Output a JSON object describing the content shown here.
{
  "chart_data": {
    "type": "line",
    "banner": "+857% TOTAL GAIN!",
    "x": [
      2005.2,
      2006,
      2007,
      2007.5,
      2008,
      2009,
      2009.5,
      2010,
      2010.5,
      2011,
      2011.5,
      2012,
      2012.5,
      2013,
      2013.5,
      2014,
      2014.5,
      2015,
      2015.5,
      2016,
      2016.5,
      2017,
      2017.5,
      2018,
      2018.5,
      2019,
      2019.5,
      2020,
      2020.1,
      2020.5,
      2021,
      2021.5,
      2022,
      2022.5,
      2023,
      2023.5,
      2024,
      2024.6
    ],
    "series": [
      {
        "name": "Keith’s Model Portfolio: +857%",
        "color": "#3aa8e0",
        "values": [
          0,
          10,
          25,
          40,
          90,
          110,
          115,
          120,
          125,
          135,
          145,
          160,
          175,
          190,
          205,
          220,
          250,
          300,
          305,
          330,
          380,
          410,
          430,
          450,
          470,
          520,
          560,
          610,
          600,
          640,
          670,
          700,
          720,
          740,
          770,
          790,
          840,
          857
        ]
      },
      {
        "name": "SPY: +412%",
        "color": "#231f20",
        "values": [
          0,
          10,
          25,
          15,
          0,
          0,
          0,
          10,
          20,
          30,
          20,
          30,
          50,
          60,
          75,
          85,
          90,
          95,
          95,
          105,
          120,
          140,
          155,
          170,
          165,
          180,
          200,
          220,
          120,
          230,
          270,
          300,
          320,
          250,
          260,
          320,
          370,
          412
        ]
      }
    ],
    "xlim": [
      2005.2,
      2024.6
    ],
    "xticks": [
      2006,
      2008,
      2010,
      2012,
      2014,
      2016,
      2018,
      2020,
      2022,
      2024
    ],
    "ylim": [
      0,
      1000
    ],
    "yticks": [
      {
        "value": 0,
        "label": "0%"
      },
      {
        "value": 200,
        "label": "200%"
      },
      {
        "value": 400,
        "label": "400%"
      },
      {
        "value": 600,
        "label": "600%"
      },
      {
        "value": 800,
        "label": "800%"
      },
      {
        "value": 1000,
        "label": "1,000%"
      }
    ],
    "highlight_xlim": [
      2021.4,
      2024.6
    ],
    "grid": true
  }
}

GIVEN INSTRUCTION:
Print all the data exactly.

RESULT OF THE TASK:
Output a JSON object describing the content shown here.
{
  "chart_data": {
    "type": "line",
    "banner": "+857% TOTAL GAIN!",
    "x": [
      2005.2,
      2006,
      2007,
      2007.5,
      2008,
      2009,
      2009.5,
      2010,
      2010.5,
      2011,
      2011.5,
      2012,
      2012.5,
      2013,
      2013.5,
      2014,
      2014.5,
      2015,
      2015.5,
      2016,
      2016.5,
      2017,
      2017.5,
      2018,
      2018.5,
      2019,
      2019.5,
      2020,
      2020.1,
      2020.5,
      2021,
      2021.5,
      2022,
      2022.5,
      2023,
      2023.5,
      2024,
      2024.6
    ],
    "series": [
      {
        "name": "Keith’s Model Portfolio: +857%",
        "color": "#3aa8e0",
        "values": [
          0,
          10,
          25,
          40,
          90,
          110,
          115,
          120,
          125,
          135,
          145,
          160,
          175,
          190,
          205,
          220,
          250,
          300,
          305,
          330,
          380,
          410,
          430,
          450,
          470,
          520,
          560,
          610,
          600,
          640,
          670,
          700,
          720,
          740,
          770,
          790,
          840,
          857
        ]
      },
      {
        "name": "SPY: +412%",
        "color": "#231f20",
        "values": [
          0,
          10,
          25,
          15,
          0,
          0,
          0,
          10,
          20,
          30,
          20,
          30,
          50,
          60,
          75,
          85,
          90,
          95,
          95,
          105,
          120,
          140,
          155,
          170,
          165,
          180,
          200,
          220,
          120,
          230,
          270,
          300,
          320,
          250,
          260,
          320,
          370,
          412
        ]
      }
    ],
    "xlim": [
      2005.2,
      2024.6
    ],
    "xticks": [
      2006,
      2008,
      2010,
      2012,
      2014,
      2016,
      2018,
      2020,
      2022,
      2024
    ],
    "ylim": [
      0,
      1000
    ],
    "yticks": [
      {
        "value": 0,
        "label": "0%"
      },
      {
        "value": 200,
        "label": "200%"
      },
      {
        "value": 400,
        "label": "400%"
      },
      {
        "value": 600,
        "label": "600%"
      },
      {
        "value": 800,
        "label": "800%"
      },
      {
        "value": 1000,
        "label": "1,000%"
      }
    ],
    "highlight_xlim": [
      2021.4,
      2024.6
    ],
    "grid": true
  }
}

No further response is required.